§ Set exercise
Leave the pictures out and print every record below exactly as it stands.
==== Dataset excerpts ====
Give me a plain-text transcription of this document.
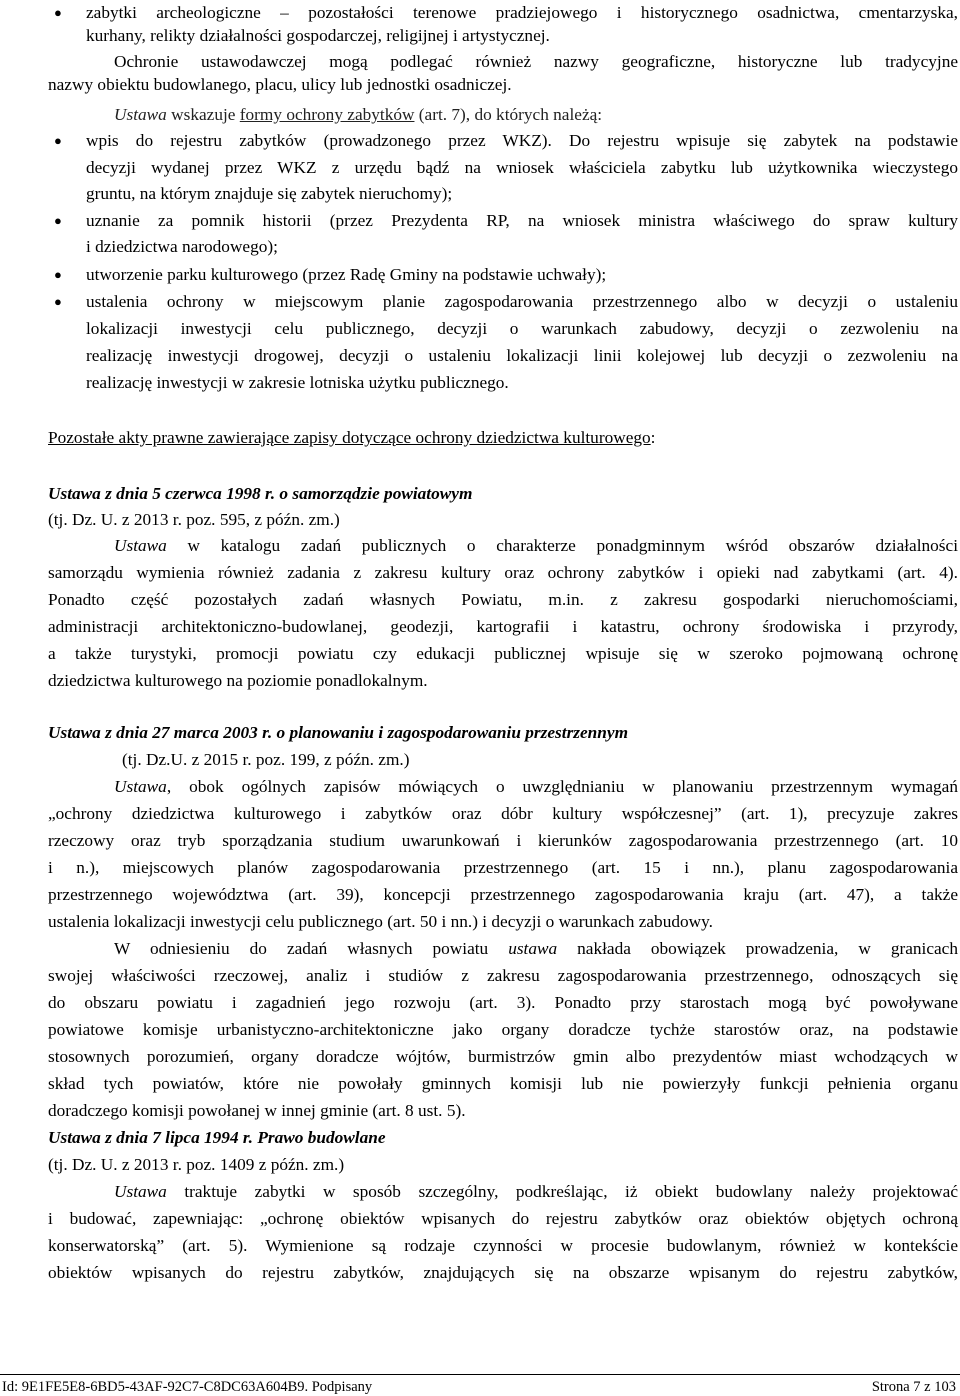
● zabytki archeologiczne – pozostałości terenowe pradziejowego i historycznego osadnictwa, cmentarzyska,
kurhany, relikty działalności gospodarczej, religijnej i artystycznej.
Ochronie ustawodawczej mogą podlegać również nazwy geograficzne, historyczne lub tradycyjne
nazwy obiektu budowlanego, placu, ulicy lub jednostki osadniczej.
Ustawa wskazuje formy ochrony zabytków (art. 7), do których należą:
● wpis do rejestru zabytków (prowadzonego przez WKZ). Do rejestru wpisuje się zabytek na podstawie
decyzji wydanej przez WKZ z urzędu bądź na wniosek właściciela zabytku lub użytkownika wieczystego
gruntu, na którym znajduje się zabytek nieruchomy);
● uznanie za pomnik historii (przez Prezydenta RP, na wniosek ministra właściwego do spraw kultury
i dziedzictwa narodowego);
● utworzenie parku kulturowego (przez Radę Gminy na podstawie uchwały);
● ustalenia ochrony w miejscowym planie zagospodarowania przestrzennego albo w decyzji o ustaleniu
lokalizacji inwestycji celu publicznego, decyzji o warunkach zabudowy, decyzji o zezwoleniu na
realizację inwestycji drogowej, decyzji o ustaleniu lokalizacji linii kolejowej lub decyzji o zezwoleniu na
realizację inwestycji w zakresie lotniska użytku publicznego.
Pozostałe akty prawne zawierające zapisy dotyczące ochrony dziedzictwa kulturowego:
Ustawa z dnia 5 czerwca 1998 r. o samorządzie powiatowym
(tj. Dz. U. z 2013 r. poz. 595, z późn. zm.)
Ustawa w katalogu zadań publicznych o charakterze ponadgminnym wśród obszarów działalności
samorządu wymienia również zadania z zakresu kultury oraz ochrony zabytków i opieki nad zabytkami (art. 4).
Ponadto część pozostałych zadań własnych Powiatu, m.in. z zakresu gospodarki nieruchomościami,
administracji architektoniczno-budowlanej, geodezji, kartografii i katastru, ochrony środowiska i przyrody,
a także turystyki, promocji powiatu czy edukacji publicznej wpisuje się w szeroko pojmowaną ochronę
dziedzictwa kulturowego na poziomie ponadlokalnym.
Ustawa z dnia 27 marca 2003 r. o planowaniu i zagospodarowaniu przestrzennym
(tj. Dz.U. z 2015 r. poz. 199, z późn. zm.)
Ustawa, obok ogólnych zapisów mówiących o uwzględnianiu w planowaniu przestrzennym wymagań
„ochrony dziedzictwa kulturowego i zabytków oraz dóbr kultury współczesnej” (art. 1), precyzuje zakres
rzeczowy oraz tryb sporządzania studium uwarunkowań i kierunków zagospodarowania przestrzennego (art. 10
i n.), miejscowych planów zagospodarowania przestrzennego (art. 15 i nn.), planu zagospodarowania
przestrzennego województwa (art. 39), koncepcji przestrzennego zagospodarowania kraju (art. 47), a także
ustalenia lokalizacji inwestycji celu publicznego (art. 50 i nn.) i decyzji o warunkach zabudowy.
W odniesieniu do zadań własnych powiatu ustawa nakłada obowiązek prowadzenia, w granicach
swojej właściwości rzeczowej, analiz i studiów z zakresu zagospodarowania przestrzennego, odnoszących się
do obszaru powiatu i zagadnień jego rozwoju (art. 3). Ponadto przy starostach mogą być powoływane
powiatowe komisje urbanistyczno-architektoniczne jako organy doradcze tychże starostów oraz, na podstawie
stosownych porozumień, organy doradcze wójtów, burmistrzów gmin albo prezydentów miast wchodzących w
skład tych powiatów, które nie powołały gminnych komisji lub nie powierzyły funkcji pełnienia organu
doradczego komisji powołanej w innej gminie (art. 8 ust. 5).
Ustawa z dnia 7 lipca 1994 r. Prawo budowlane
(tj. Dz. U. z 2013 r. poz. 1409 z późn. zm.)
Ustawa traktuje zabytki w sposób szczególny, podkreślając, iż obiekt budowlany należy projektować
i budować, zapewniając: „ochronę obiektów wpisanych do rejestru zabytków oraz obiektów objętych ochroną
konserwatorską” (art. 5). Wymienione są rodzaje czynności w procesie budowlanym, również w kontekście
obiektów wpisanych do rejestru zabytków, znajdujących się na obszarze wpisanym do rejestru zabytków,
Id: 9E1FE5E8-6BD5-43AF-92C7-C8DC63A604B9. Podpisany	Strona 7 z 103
====
§ Output below
Give me a plain-text transcription of this document.
● zabytki archeologiczne – pozostałości terenowe pradziejowego i historycznego osadnictwa, cmentarzyska,
kurhany, relikty działalności gospodarczej, religijnej i artystycznej.
Ochronie ustawodawczej mogą podlegać również nazwy geograficzne, historyczne lub tradycyjne
nazwy obiektu budowlanego, placu, ulicy lub jednostki osadniczej.
Ustawa wskazuje formy ochrony zabytków (art. 7), do których należą:
● wpis do rejestru zabytków (prowadzonego przez WKZ). Do rejestru wpisuje się zabytek na podstawie
decyzji wydanej przez WKZ z urzędu bądź na wniosek właściciela zabytku lub użytkownika wieczystego
gruntu, na którym znajduje się zabytek nieruchomy);
● uznanie za pomnik historii (przez Prezydenta RP, na wniosek ministra właściwego do spraw kultury
i dziedzictwa narodowego);
● utworzenie parku kulturowego (przez Radę Gminy na podstawie uchwały);
● ustalenia ochrony w miejscowym planie zagospodarowania przestrzennego albo w decyzji o ustaleniu
lokalizacji inwestycji celu publicznego, decyzji o warunkach zabudowy, decyzji o zezwoleniu na
realizację inwestycji drogowej, decyzji o ustaleniu lokalizacji linii kolejowej lub decyzji o zezwoleniu na
realizację inwestycji w zakresie lotniska użytku publicznego.
Pozostałe akty prawne zawierające zapisy dotyczące ochrony dziedzictwa kulturowego:
Ustawa z dnia 5 czerwca 1998 r. o samorządzie powiatowym
(tj. Dz. U. z 2013 r. poz. 595, z późn. zm.)
Ustawa w katalogu zadań publicznych o charakterze ponadgminnym wśród obszarów działalności
samorządu wymienia również zadania z zakresu kultury oraz ochrony zabytków i opieki nad zabytkami (art. 4).
Ponadto część pozostałych zadań własnych Powiatu, m.in. z zakresu gospodarki nieruchomościami,
administracji architektoniczno-budowlanej, geodezji, kartografii i katastru, ochrony środowiska i przyrody,
a także turystyki, promocji powiatu czy edukacji publicznej wpisuje się w szeroko pojmowaną ochronę
dziedzictwa kulturowego na poziomie ponadlokalnym.
Ustawa z dnia 27 marca 2003 r. o planowaniu i zagospodarowaniu przestrzennym
(tj. Dz.U. z 2015 r. poz. 199, z późn. zm.)
Ustawa, obok ogólnych zapisów mówiących o uwzględnianiu w planowaniu przestrzennym wymagań
„ochrony dziedzictwa kulturowego i zabytków oraz dóbr kultury współczesnej” (art. 1), precyzuje zakres
rzeczowy oraz tryb sporządzania studium uwarunkowań i kierunków zagospodarowania przestrzennego (art. 10
i n.), miejscowych planów zagospodarowania przestrzennego (art. 15 i nn.), planu zagospodarowania
przestrzennego województwa (art. 39), koncepcji przestrzennego zagospodarowania kraju (art. 47), a także
ustalenia lokalizacji inwestycji celu publicznego (art. 50 i nn.) i decyzji o warunkach zabudowy.
W odniesieniu do zadań własnych powiatu ustawa nakłada obowiązek prowadzenia, w granicach
swojej właściwości rzeczowej, analiz i studiów z zakresu zagospodarowania przestrzennego, odnoszących się
do obszaru powiatu i zagadnień jego rozwoju (art. 3). Ponadto przy starostach mogą być powoływane
powiatowe komisje urbanistyczno-architektoniczne jako organy doradcze tychże starostów oraz, na podstawie
stosownych porozumień, organy doradcze wójtów, burmistrzów gmin albo prezydentów miast wchodzących w
skład tych powiatów, które nie powołały gminnych komisji lub nie powierzyły funkcji pełnienia organu
doradczego komisji powołanej w innej gminie (art. 8 ust. 5).
Ustawa z dnia 7 lipca 1994 r. Prawo budowlane
(tj. Dz. U. z 2013 r. poz. 1409 z późn. zm.)
Ustawa traktuje zabytki w sposób szczególny, podkreślając, iż obiekt budowlany należy projektować
i budować, zapewniając: „ochronę obiektów wpisanych do rejestru zabytków oraz obiektów objętych ochroną
konserwatorską” (art. 5). Wymienione są rodzaje czynności w procesie budowlanym, również w kontekście
obiektów wpisanych do rejestru zabytków, znajdujących się na obszarze wpisanym do rejestru zabytków,
Id: 9E1FE5E8-6BD5-43AF-92C7-C8DC63A604B9. Podpisany	Strona 7 z 103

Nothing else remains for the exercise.